THE REQUEST. In the listing below, identify each line with the word "content" and return those lines.

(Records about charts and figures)
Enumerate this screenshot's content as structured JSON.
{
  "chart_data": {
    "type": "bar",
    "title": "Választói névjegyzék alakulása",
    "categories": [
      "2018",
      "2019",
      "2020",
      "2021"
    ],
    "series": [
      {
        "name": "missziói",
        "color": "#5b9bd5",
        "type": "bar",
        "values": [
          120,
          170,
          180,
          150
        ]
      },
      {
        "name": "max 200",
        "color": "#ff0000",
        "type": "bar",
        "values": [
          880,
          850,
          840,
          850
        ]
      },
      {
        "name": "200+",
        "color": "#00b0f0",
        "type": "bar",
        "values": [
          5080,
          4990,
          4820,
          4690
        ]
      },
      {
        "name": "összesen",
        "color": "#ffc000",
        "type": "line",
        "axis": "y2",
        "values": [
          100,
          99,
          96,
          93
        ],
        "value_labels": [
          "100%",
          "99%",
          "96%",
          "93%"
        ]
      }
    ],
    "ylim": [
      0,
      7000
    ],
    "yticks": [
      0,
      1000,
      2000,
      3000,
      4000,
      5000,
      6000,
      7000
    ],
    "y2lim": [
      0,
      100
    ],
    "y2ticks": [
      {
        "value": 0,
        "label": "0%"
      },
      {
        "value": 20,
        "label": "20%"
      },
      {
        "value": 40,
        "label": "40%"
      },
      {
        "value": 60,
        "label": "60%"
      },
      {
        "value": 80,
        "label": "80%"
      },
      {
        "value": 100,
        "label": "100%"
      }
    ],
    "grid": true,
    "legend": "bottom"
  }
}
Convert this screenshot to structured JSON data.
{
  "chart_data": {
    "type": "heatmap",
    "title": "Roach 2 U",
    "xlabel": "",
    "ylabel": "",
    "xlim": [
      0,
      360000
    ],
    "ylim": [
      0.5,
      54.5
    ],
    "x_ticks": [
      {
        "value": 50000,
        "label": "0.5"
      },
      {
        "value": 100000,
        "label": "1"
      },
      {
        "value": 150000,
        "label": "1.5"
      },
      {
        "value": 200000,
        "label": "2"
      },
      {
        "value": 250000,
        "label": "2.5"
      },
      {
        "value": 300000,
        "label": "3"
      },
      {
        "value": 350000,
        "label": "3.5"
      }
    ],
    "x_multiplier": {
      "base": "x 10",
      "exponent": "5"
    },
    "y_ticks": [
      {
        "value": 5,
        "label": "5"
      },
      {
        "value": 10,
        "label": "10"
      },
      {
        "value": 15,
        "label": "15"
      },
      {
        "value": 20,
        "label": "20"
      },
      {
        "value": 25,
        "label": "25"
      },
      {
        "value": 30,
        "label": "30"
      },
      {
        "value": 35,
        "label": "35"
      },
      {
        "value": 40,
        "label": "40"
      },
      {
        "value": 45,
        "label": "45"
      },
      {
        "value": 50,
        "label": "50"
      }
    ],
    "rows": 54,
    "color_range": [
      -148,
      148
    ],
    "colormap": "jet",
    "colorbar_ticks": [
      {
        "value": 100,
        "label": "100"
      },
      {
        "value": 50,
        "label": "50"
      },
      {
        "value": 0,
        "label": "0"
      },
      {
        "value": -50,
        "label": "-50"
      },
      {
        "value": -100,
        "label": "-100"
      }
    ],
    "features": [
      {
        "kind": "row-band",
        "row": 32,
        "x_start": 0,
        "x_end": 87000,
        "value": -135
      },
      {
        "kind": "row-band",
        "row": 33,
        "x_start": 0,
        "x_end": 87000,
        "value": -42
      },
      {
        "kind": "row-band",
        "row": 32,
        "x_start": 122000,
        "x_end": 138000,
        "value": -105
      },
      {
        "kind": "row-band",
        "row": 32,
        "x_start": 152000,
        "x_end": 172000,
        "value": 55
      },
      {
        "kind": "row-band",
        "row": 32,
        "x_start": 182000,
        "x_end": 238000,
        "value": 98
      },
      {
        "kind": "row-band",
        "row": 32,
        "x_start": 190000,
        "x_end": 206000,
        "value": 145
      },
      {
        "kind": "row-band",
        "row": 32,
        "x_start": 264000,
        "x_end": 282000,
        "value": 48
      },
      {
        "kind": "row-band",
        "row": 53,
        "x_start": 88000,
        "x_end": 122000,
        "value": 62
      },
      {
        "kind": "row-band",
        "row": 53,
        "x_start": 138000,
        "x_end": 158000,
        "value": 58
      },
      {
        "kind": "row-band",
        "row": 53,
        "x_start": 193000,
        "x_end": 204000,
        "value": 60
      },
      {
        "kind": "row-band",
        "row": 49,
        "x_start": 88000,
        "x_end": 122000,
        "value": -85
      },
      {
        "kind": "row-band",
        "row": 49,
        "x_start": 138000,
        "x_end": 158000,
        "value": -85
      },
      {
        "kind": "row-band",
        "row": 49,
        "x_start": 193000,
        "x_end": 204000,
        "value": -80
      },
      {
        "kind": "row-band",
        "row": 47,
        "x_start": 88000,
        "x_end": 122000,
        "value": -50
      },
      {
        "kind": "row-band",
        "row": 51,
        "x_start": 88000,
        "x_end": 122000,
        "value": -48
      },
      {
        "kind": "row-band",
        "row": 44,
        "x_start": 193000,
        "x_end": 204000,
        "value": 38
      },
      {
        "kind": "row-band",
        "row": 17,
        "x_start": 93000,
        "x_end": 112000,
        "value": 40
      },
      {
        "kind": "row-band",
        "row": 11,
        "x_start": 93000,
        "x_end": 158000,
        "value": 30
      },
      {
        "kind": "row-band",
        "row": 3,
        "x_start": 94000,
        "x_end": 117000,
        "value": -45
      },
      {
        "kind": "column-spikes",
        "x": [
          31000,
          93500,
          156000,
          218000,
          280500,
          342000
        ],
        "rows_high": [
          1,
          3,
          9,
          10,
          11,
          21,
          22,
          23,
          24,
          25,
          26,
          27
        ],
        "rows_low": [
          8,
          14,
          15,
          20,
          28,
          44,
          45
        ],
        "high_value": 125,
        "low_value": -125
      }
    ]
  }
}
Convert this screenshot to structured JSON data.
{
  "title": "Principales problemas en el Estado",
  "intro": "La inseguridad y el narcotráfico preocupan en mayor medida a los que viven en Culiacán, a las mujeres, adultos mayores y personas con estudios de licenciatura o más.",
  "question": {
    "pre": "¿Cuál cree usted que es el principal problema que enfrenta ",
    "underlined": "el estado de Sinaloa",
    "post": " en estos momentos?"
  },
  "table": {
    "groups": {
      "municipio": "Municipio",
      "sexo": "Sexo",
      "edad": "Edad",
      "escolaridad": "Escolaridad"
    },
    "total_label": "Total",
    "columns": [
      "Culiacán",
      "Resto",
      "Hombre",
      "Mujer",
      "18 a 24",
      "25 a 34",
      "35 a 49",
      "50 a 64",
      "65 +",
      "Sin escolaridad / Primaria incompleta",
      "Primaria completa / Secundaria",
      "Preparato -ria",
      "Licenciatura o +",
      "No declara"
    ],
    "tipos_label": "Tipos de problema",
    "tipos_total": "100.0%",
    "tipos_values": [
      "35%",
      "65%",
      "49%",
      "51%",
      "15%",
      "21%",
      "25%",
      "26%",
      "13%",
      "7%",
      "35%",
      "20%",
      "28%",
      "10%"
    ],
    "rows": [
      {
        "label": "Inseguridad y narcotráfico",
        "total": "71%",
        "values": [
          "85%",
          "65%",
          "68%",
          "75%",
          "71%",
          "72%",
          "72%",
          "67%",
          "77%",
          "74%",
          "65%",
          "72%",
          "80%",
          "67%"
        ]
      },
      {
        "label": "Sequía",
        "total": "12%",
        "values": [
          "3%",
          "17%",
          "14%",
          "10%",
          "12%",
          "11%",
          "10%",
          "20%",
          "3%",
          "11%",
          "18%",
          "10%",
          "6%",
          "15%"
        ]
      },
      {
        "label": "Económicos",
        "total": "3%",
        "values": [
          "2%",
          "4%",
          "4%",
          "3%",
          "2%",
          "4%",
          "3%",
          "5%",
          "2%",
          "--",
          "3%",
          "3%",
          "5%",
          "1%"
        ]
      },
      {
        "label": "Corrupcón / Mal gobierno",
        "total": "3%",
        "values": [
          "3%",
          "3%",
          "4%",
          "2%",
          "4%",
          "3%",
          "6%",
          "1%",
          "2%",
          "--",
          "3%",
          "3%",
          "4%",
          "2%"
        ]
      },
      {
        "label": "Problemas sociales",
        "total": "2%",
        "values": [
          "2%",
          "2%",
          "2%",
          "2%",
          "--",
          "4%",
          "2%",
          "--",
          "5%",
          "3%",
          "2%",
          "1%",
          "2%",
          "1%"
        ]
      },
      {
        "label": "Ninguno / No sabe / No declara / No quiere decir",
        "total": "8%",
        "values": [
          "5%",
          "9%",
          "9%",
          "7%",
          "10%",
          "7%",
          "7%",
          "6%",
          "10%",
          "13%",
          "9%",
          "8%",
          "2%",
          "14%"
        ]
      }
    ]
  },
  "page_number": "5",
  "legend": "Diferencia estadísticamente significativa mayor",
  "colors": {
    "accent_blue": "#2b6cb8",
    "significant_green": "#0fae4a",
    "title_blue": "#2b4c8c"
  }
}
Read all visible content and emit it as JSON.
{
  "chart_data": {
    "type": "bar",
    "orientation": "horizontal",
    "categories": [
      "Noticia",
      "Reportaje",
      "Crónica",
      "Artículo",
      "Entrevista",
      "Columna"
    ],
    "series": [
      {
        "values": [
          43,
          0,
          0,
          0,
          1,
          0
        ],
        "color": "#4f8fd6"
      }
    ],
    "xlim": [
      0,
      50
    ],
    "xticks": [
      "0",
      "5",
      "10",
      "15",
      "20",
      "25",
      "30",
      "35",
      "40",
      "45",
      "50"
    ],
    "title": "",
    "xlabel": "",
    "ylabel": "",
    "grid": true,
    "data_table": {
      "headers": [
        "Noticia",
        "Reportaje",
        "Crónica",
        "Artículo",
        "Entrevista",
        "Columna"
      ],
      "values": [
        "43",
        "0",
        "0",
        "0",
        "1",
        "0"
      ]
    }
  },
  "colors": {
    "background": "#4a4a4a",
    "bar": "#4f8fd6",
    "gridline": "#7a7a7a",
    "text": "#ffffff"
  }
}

THE ANSWER.
Enumerate this screenshot's content as structured JSON.
Read all visible content and emit it as JSON.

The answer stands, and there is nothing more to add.